Retype all of the data. Every line must match exactly.

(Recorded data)
== == ==
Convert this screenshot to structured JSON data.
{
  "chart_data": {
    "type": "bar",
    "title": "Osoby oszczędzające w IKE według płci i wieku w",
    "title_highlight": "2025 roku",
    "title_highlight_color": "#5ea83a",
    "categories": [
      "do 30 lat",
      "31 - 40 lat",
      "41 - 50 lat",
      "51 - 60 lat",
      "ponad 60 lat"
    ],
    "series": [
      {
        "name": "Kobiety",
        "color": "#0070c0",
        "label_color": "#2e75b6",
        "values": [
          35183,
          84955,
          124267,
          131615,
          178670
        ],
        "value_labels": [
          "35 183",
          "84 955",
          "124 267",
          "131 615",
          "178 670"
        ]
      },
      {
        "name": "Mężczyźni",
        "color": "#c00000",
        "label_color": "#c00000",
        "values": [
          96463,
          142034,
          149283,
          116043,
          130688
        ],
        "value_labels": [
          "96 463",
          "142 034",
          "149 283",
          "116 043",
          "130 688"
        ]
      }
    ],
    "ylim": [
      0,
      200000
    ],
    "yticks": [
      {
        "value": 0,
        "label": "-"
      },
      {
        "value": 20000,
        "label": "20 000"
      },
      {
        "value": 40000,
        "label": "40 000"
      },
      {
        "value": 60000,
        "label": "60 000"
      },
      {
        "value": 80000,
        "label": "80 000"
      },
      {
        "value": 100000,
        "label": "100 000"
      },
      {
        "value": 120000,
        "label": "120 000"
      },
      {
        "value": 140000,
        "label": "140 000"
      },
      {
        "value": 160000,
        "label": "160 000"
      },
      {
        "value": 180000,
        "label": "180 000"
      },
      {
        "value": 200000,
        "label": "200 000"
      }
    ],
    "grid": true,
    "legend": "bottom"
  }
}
== == ==
RESULT OF THE TASK:
Convert this screenshot to structured JSON data.
{
  "chart_data": {
    "type": "bar",
    "title": "Osoby oszczędzające w IKE według płci i wieku w",
    "title_highlight": "2025 roku",
    "title_highlight_color": "#5ea83a",
    "categories": [
      "do 30 lat",
      "31 - 40 lat",
      "41 - 50 lat",
      "51 - 60 lat",
      "ponad 60 lat"
    ],
    "series": [
      {
        "name": "Kobiety",
        "color": "#0070c0",
        "label_color": "#2e75b6",
        "values": [
          35183,
          84955,
          124267,
          131615,
          178670
        ],
        "value_labels": [
          "35 183",
          "84 955",
          "124 267",
          "131 615",
          "178 670"
        ]
      },
      {
        "name": "Mężczyźni",
        "color": "#c00000",
        "label_color": "#c00000",
        "values": [
          96463,
          142034,
          149283,
          116043,
          130688
        ],
        "value_labels": [
          "96 463",
          "142 034",
          "149 283",
          "116 043",
          "130 688"
        ]
      }
    ],
    "ylim": [
      0,
      200000
    ],
    "yticks": [
      {
        "value": 0,
        "label": "-"
      },
      {
        "value": 20000,
        "label": "20 000"
      },
      {
        "value": 40000,
        "label": "40 000"
      },
      {
        "value": 60000,
        "label": "60 000"
      },
      {
        "value": 80000,
        "label": "80 000"
      },
      {
        "value": 100000,
        "label": "100 000"
      },
      {
        "value": 120000,
        "label": "120 000"
      },
      {
        "value": 140000,
        "label": "140 000"
      },
      {
        "value": 160000,
        "label": "160 000"
      },
      {
        "value": 180000,
        "label": "180 000"
      },
      {
        "value": 200000,
        "label": "200 000"
      }
    ],
    "grid": true,
    "legend": "bottom"
  }
}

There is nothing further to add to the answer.